> Short problem: Locate the string "Super" throughout the material and copy every line in which it occurs.

> Source data:

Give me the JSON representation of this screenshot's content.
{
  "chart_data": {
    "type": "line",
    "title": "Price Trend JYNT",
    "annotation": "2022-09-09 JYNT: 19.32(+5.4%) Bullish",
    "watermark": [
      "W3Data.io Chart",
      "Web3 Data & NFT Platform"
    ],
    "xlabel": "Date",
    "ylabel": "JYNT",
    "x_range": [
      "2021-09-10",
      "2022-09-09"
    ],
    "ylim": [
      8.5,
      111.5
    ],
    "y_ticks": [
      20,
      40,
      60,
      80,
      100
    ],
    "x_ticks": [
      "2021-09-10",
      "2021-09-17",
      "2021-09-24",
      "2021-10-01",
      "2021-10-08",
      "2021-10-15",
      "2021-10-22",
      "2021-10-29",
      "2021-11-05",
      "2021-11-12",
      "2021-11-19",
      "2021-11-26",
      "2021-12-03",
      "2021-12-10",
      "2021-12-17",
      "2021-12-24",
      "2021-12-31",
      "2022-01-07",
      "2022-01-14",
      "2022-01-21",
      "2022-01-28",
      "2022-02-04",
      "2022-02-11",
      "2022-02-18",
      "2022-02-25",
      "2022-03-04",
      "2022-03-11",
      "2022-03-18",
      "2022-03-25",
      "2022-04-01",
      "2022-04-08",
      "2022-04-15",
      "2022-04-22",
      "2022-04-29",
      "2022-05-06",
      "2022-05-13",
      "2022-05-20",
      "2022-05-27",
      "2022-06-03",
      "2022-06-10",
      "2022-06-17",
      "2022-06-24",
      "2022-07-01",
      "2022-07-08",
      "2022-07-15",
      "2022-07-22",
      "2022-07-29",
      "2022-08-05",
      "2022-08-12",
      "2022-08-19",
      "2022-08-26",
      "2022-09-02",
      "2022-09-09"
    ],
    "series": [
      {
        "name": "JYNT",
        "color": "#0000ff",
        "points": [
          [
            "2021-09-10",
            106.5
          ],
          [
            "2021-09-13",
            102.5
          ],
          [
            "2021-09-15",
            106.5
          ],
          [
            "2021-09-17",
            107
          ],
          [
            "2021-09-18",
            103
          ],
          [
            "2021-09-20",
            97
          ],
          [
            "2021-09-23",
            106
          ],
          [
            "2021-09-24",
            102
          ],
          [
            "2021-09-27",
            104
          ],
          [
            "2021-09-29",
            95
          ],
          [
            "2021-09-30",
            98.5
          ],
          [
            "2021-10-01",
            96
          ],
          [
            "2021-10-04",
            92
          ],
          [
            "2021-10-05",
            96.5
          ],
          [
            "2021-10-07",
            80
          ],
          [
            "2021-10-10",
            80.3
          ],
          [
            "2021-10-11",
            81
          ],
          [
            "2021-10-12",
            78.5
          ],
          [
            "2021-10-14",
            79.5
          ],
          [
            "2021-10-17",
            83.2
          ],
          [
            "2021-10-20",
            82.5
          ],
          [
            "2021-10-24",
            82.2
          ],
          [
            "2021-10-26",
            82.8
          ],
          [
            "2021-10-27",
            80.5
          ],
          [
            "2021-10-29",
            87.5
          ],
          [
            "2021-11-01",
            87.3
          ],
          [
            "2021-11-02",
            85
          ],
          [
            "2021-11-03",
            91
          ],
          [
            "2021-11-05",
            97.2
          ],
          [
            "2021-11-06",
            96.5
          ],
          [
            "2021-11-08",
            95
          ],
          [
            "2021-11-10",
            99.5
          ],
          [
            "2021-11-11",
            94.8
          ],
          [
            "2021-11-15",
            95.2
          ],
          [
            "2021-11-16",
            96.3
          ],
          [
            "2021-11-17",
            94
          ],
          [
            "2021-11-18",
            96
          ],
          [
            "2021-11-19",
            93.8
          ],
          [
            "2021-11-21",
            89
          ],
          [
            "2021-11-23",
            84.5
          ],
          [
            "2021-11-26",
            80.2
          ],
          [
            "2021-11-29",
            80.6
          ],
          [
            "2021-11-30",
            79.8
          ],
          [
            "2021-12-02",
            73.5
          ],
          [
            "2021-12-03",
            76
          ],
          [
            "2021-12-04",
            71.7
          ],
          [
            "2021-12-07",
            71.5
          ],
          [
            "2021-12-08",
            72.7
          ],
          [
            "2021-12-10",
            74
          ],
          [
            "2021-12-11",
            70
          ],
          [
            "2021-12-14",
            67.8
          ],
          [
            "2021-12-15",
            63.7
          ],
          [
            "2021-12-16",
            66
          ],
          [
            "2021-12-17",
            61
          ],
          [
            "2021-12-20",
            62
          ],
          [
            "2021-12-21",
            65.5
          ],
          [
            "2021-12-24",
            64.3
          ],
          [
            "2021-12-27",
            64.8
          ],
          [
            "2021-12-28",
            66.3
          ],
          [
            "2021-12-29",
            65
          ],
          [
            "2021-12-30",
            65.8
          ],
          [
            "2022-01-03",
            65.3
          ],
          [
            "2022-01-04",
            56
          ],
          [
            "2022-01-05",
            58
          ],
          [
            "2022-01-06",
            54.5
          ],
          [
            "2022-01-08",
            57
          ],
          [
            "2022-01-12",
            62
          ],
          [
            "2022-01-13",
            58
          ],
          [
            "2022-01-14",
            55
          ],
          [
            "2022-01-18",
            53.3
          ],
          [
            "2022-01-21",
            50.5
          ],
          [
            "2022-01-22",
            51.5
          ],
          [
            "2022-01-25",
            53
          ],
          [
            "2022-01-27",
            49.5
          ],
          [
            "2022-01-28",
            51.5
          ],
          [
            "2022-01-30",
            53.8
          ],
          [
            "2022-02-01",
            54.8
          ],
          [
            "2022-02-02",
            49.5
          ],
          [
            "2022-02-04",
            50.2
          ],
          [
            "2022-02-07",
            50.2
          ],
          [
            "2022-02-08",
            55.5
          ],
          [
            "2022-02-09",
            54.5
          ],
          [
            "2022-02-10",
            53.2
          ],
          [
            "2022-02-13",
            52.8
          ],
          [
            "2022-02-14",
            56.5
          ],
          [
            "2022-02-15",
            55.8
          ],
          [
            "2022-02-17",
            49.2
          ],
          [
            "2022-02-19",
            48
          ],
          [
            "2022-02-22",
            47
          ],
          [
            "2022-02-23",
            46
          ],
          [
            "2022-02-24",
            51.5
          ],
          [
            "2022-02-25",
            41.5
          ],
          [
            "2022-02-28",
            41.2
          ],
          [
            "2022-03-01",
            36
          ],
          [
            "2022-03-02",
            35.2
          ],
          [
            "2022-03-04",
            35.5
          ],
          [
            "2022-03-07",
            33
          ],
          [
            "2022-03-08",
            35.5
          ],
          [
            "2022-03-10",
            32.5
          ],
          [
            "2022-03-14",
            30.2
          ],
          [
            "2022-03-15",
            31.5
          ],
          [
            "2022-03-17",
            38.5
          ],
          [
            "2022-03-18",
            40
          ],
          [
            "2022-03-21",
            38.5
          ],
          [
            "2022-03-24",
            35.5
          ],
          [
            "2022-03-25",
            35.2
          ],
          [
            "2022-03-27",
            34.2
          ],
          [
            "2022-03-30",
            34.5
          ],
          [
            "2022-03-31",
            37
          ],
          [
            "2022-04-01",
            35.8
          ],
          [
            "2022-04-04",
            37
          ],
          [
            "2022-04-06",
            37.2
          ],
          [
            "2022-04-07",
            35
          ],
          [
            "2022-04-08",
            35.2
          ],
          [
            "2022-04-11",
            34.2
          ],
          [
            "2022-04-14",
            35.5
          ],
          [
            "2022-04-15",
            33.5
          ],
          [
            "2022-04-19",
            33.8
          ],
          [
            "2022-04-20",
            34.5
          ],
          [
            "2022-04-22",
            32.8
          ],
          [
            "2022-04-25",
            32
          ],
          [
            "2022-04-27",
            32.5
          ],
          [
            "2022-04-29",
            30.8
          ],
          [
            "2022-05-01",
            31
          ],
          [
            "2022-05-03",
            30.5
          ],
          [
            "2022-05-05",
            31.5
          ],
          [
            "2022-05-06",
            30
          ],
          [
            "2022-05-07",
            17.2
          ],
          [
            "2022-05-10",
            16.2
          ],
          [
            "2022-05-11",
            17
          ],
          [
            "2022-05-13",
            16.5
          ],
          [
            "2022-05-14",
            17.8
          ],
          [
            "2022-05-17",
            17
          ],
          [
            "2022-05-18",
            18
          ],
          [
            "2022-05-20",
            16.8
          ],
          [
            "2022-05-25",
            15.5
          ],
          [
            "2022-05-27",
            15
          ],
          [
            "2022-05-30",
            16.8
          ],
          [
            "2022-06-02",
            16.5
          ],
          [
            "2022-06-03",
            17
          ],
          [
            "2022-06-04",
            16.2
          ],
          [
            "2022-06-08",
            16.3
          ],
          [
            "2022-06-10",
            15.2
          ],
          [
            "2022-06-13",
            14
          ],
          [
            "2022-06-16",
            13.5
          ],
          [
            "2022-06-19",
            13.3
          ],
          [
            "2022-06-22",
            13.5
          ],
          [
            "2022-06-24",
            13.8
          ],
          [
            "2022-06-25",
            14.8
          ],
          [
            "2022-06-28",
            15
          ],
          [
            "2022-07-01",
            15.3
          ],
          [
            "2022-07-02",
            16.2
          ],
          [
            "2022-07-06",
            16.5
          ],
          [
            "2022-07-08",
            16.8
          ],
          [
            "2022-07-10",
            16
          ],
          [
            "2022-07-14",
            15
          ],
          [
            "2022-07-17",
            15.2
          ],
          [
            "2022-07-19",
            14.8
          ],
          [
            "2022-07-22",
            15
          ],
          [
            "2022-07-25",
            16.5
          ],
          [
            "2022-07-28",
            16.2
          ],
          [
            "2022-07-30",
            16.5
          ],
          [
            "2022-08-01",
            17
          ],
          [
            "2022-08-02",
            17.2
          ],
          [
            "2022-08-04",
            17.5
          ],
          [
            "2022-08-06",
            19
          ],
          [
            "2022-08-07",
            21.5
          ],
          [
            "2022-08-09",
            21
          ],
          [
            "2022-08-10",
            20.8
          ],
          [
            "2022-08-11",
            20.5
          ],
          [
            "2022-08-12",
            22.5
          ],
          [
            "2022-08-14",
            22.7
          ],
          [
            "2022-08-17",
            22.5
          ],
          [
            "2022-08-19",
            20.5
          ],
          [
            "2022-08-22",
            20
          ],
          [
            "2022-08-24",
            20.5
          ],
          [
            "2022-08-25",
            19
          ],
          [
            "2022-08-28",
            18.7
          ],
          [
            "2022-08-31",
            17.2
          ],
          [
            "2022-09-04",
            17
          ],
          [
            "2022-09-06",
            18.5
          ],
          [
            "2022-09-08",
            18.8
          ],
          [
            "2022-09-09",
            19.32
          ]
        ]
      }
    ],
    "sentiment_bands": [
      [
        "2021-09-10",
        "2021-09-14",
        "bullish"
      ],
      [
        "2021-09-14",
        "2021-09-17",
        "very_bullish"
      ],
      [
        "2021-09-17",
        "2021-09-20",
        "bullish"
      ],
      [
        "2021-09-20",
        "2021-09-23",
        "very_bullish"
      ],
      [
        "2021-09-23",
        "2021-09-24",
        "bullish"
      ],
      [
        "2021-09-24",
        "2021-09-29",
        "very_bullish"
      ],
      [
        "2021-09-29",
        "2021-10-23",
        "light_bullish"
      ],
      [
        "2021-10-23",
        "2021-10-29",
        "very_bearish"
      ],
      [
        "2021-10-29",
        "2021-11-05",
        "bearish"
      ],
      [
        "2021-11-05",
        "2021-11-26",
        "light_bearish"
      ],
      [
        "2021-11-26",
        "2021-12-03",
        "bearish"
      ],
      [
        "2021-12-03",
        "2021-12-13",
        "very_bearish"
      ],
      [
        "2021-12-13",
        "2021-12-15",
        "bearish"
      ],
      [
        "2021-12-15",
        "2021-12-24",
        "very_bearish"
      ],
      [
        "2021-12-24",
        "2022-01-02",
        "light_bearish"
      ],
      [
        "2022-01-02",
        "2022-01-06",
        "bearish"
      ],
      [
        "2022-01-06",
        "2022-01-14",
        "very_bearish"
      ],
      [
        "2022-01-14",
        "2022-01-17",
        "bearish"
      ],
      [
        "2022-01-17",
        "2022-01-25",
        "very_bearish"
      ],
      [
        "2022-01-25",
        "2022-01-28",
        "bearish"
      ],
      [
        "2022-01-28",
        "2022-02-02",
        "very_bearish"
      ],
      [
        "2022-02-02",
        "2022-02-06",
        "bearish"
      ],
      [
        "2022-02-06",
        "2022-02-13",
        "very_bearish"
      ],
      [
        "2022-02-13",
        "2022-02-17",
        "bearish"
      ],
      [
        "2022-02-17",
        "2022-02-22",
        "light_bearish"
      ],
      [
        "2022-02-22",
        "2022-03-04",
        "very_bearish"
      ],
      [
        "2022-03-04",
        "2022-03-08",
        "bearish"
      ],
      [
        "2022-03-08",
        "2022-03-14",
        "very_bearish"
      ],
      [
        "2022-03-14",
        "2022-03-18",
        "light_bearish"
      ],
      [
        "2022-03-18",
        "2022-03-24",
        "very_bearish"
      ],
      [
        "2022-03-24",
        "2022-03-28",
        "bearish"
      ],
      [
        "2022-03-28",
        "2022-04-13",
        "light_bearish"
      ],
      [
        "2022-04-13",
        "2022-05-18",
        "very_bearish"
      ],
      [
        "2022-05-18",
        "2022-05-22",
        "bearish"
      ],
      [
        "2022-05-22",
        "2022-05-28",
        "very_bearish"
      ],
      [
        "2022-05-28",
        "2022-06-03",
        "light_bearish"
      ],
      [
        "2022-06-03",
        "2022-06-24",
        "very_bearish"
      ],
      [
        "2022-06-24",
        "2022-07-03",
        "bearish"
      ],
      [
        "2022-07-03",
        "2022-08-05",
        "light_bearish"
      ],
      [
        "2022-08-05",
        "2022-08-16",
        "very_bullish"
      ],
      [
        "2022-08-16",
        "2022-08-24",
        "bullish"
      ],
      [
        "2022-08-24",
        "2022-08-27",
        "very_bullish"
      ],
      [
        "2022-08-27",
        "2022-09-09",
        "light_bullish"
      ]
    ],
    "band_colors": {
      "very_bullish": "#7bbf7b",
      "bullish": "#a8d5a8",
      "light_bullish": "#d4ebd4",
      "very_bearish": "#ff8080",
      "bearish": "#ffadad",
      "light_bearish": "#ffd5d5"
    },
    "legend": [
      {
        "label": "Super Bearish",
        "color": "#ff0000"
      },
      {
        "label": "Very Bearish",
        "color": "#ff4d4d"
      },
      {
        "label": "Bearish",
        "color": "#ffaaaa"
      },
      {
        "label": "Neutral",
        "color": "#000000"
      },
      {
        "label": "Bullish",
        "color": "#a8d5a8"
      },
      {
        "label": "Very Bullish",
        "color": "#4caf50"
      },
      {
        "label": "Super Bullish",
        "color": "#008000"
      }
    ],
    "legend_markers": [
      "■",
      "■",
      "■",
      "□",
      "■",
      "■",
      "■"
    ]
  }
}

> Written answer:
        "label": "Super Bearish",
        "label": "Super Bullish",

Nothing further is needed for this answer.